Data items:
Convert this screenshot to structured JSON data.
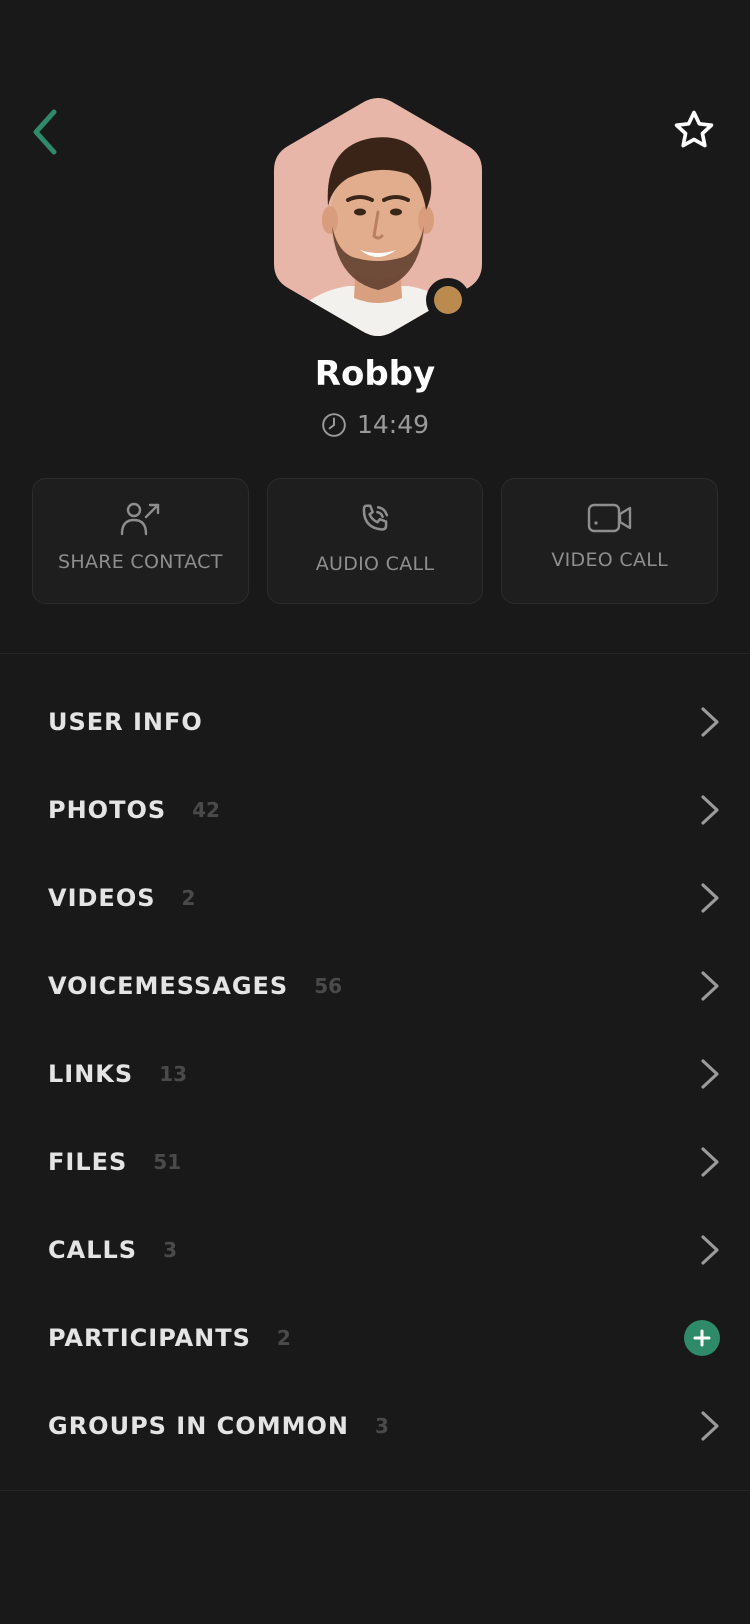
{
  "contact": {
    "name": "Robby",
    "last_seen": "14:49",
    "status_color": "#bb8a4f",
    "avatar_background": "#e8b6a8"
  },
  "header": {
    "back_icon": "chevron-left-icon",
    "favorite_icon": "star-outline-icon",
    "accent_color": "#2f8a6a"
  },
  "actions": [
    {
      "label": "SHARE CONTACT",
      "icon": "share-contact-icon"
    },
    {
      "label": "AUDIO CALL",
      "icon": "phone-icon"
    },
    {
      "label": "VIDEO CALL",
      "icon": "video-camera-icon"
    }
  ],
  "menu": [
    {
      "label": "USER INFO",
      "count": "",
      "action": "chevron-right-icon"
    },
    {
      "label": "PHOTOS",
      "count": "42",
      "action": "chevron-right-icon"
    },
    {
      "label": "VIDEOS",
      "count": "2",
      "action": "chevron-right-icon"
    },
    {
      "label": "VOICEMESSAGES",
      "count": "56",
      "action": "chevron-right-icon"
    },
    {
      "label": "LINKS",
      "count": "13",
      "action": "chevron-right-icon"
    },
    {
      "label": "FILES",
      "count": "51",
      "action": "chevron-right-icon"
    },
    {
      "label": "CALLS",
      "count": "3",
      "action": "chevron-right-icon"
    },
    {
      "label": "PARTICIPANTS",
      "count": "2",
      "action": "plus-icon"
    },
    {
      "label": "GROUPS IN COMMON",
      "count": "3",
      "action": "chevron-right-icon"
    }
  ]
}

> [Exercise objective] From the data above, copy each line that has the string "count".

> [Task output]
      "count": "",
      "count": "42",
      "count": "2",
      "count": "56",
      "count": "13",
      "count": "51",
      "count": "3",
      "count": "2",
      "count": "3",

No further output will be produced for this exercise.